● **Required work**
Pick out every line of the entries below where "icon" occurs, and copy those lines.

● **Material supplied**
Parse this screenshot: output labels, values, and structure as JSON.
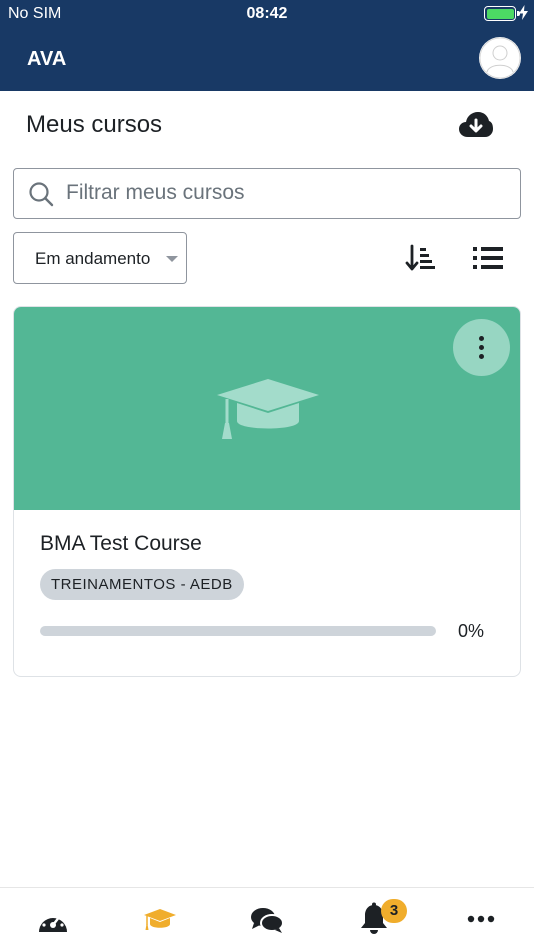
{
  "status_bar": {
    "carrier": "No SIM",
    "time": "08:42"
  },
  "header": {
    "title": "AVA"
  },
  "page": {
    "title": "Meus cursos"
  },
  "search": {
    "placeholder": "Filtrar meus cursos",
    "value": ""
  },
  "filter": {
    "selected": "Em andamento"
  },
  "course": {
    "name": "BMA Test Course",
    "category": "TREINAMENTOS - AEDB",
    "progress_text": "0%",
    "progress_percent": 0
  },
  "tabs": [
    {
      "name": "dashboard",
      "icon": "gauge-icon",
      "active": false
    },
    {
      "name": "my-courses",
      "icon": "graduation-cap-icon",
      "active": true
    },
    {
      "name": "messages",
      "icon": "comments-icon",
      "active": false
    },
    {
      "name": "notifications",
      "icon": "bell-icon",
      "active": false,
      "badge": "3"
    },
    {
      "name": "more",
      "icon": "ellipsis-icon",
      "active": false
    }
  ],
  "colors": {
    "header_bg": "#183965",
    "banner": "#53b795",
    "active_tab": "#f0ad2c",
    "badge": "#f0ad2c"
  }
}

● **Expected output**
      "icon": "gauge-icon",
      "icon": "graduation-cap-icon",
      "icon": "comments-icon",
      "icon": "bell-icon",
      "icon": "ellipsis-icon",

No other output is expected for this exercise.